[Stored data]
┌──
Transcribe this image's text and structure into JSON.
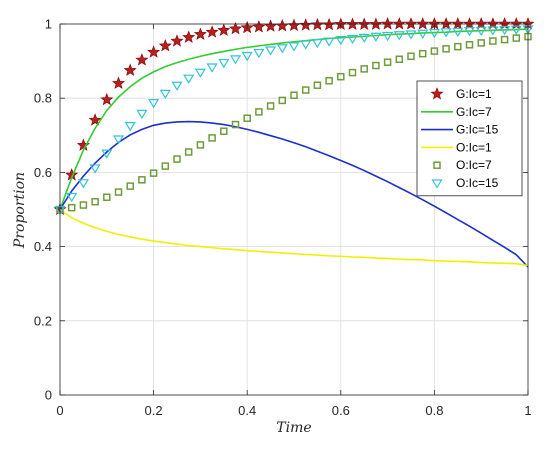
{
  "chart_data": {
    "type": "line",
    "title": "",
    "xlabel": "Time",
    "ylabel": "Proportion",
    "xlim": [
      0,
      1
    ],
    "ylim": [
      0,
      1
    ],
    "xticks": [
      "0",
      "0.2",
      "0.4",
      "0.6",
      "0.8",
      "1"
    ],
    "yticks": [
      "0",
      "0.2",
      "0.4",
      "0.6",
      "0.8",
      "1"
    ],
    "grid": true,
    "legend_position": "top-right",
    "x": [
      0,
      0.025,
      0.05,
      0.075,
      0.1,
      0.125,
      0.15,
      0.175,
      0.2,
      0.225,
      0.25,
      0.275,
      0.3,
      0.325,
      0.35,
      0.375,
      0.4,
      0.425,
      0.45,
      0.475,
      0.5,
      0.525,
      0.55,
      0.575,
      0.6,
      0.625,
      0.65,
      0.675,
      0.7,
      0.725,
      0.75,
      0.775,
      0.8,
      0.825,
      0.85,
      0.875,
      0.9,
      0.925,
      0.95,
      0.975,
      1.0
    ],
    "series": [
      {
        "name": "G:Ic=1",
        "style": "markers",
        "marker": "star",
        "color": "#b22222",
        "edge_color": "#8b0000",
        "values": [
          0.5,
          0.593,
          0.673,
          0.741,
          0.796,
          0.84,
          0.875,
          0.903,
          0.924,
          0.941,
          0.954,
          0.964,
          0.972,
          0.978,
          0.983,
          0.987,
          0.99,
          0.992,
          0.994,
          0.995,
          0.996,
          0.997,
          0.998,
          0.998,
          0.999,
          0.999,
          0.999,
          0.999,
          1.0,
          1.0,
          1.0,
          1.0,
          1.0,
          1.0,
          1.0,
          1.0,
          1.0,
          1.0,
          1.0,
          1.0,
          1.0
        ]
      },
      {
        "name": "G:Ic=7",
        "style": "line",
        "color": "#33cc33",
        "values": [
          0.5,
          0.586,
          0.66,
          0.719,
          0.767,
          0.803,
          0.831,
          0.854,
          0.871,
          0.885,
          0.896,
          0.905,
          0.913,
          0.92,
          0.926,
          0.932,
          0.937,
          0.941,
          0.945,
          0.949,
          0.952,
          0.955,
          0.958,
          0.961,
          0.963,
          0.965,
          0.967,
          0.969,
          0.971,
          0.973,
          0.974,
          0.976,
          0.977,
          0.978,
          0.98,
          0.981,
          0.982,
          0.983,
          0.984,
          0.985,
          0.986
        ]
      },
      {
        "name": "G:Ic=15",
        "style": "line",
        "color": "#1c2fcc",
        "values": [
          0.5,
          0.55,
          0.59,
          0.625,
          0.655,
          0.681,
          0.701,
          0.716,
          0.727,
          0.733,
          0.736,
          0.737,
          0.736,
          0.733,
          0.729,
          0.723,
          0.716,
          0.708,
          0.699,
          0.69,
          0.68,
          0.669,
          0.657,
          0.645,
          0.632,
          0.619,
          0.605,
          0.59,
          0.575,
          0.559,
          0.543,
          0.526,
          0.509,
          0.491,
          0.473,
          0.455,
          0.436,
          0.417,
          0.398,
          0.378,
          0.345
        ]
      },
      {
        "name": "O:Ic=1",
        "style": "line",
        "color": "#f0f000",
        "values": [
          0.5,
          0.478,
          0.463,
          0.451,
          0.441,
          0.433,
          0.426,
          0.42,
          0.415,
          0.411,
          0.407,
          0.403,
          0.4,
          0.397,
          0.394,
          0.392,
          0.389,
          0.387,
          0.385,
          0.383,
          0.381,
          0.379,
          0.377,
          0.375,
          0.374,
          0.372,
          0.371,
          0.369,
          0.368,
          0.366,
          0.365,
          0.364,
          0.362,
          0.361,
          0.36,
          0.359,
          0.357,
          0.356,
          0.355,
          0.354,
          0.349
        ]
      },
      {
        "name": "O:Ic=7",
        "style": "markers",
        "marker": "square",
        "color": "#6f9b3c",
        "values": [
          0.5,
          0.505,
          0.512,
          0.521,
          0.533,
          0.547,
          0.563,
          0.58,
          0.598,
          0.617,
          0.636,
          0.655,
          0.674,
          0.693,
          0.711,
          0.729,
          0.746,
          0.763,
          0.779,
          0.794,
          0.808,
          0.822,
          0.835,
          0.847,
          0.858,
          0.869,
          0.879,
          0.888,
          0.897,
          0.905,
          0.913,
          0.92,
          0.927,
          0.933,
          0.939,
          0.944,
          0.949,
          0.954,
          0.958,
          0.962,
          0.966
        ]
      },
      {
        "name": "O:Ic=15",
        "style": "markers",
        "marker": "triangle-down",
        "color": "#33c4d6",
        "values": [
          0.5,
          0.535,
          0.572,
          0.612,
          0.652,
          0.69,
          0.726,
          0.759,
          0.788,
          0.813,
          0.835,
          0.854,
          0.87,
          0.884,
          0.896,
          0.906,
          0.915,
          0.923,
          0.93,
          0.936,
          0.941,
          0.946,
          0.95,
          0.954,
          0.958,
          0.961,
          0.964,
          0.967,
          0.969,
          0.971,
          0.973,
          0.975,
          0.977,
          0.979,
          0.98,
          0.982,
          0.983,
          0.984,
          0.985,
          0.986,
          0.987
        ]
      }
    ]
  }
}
└──
┌──
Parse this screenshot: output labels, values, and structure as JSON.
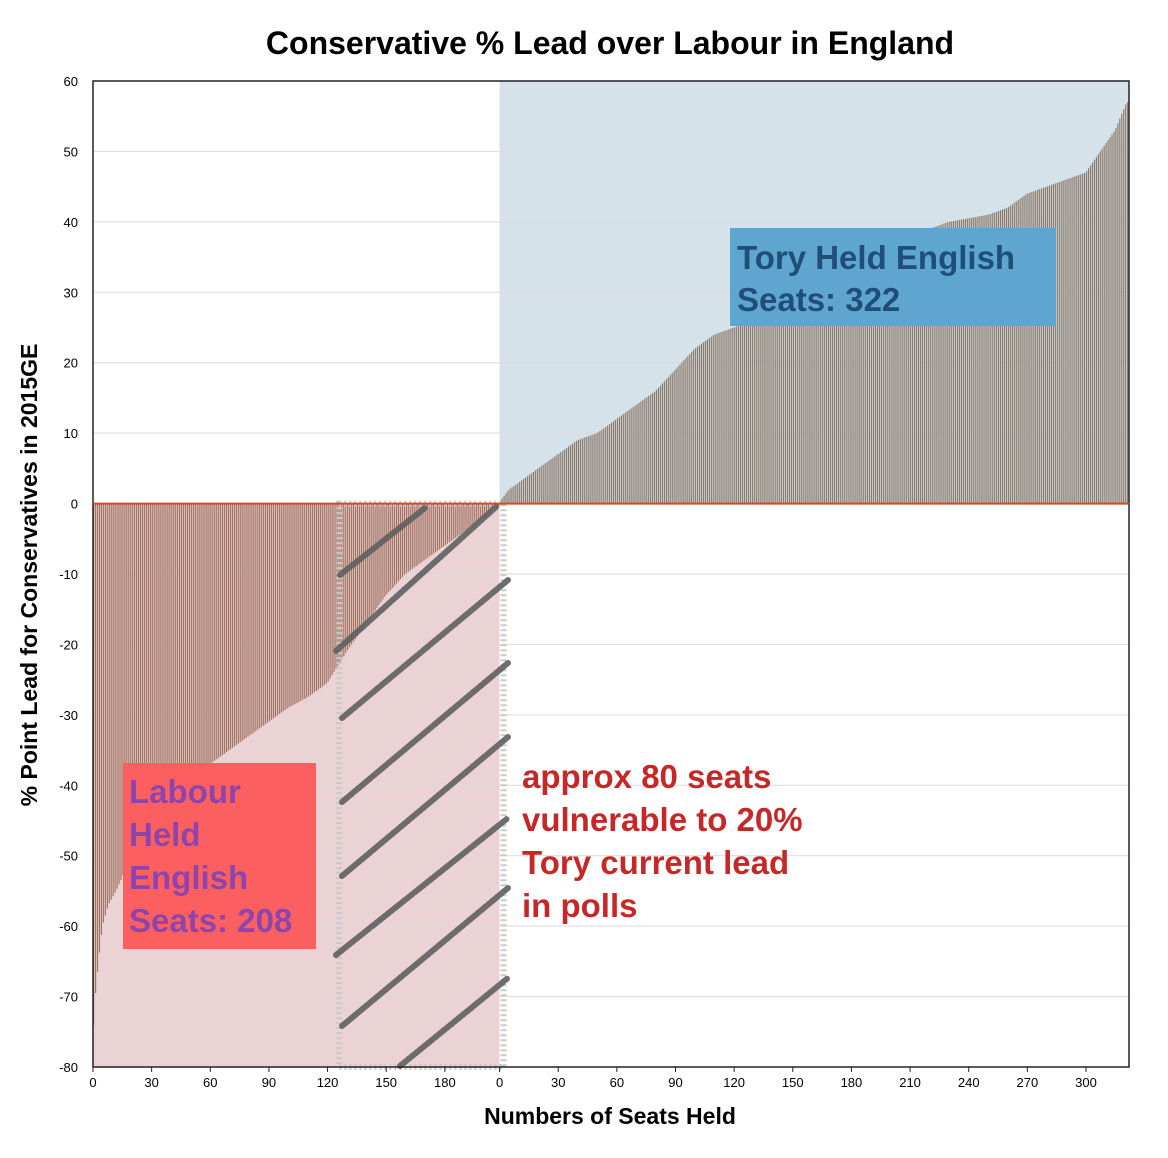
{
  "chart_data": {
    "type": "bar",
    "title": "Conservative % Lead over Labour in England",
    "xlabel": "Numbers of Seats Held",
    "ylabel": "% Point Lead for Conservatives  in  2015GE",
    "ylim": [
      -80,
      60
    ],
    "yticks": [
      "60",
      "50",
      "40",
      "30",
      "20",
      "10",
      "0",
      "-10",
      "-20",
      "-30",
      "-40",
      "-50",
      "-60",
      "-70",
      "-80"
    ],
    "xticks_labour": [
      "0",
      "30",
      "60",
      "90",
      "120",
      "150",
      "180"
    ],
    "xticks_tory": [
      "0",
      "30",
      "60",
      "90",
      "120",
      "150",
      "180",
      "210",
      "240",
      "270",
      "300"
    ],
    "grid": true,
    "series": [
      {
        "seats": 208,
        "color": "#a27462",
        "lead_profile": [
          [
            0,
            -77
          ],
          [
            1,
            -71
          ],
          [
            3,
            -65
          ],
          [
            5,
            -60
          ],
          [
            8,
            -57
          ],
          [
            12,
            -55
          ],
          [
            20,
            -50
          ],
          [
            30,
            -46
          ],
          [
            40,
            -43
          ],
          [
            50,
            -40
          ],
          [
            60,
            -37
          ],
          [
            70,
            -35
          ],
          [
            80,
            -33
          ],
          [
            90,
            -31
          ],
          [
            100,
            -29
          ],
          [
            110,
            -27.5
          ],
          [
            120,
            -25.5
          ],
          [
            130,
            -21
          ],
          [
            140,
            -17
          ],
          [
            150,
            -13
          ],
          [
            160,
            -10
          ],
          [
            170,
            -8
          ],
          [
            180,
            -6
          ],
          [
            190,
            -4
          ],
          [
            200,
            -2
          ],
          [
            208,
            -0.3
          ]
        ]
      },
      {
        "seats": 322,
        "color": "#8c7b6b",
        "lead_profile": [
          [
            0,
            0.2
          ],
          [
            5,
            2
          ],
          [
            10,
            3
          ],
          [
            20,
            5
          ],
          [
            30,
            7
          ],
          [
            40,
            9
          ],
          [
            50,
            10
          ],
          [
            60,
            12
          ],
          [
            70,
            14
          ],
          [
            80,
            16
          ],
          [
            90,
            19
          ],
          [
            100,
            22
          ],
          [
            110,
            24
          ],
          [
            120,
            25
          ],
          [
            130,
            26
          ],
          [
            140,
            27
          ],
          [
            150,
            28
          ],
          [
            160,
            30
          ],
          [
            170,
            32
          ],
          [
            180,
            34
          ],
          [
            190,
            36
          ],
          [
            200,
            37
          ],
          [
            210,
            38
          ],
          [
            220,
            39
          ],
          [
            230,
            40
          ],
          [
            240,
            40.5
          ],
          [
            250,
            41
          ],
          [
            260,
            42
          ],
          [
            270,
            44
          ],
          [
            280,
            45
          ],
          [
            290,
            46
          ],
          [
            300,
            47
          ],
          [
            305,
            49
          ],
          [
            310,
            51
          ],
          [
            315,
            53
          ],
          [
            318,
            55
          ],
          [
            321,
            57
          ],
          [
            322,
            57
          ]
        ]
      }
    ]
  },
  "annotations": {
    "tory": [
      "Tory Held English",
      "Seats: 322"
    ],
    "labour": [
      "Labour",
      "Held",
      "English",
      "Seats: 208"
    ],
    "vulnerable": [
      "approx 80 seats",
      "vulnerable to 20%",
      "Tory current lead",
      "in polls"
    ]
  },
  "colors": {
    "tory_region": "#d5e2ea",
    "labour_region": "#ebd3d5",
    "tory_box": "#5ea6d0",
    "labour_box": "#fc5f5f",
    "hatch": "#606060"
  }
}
└──
┌──
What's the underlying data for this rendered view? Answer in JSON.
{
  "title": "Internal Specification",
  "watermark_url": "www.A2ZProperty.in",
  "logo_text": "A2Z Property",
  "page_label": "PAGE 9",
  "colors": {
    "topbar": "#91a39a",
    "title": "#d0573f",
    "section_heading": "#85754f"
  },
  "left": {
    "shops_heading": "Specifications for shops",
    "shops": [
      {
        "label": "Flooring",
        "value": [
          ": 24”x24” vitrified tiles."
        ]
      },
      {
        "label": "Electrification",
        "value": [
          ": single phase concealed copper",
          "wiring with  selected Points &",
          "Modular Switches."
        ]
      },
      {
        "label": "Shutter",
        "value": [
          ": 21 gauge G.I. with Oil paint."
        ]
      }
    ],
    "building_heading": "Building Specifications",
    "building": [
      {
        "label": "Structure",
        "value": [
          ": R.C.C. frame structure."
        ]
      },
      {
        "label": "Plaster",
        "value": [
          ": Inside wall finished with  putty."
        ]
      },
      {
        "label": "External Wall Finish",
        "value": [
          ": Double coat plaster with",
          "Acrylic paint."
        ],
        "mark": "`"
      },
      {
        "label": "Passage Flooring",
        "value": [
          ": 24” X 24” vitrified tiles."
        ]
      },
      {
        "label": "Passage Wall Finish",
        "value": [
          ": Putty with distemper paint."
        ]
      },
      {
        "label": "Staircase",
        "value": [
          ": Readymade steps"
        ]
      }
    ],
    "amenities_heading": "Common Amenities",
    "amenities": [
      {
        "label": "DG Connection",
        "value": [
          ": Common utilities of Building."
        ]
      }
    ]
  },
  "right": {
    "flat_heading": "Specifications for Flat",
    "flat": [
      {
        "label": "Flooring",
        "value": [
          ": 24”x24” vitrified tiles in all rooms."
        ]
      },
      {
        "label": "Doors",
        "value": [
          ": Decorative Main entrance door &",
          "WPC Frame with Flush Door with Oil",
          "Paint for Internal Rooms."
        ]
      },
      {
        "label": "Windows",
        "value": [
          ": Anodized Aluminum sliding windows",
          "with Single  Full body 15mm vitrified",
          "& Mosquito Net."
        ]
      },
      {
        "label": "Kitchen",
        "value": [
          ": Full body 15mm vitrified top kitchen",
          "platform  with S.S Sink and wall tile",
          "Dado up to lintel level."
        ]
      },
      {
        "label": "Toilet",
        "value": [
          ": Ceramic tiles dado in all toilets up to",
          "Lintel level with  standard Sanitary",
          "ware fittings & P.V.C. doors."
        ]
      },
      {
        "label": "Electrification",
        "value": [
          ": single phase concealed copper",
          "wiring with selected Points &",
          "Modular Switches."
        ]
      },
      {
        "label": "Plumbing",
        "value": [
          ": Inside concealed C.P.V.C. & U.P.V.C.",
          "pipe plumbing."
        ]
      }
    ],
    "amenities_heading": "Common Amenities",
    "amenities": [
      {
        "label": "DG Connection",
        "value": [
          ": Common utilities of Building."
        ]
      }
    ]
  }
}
└──
*Directions for this task:* Lines of the material that contain the word "shops" are to be gathered.

*Written answer:*
    "shops_heading": "Specifications for shops",
    "shops": [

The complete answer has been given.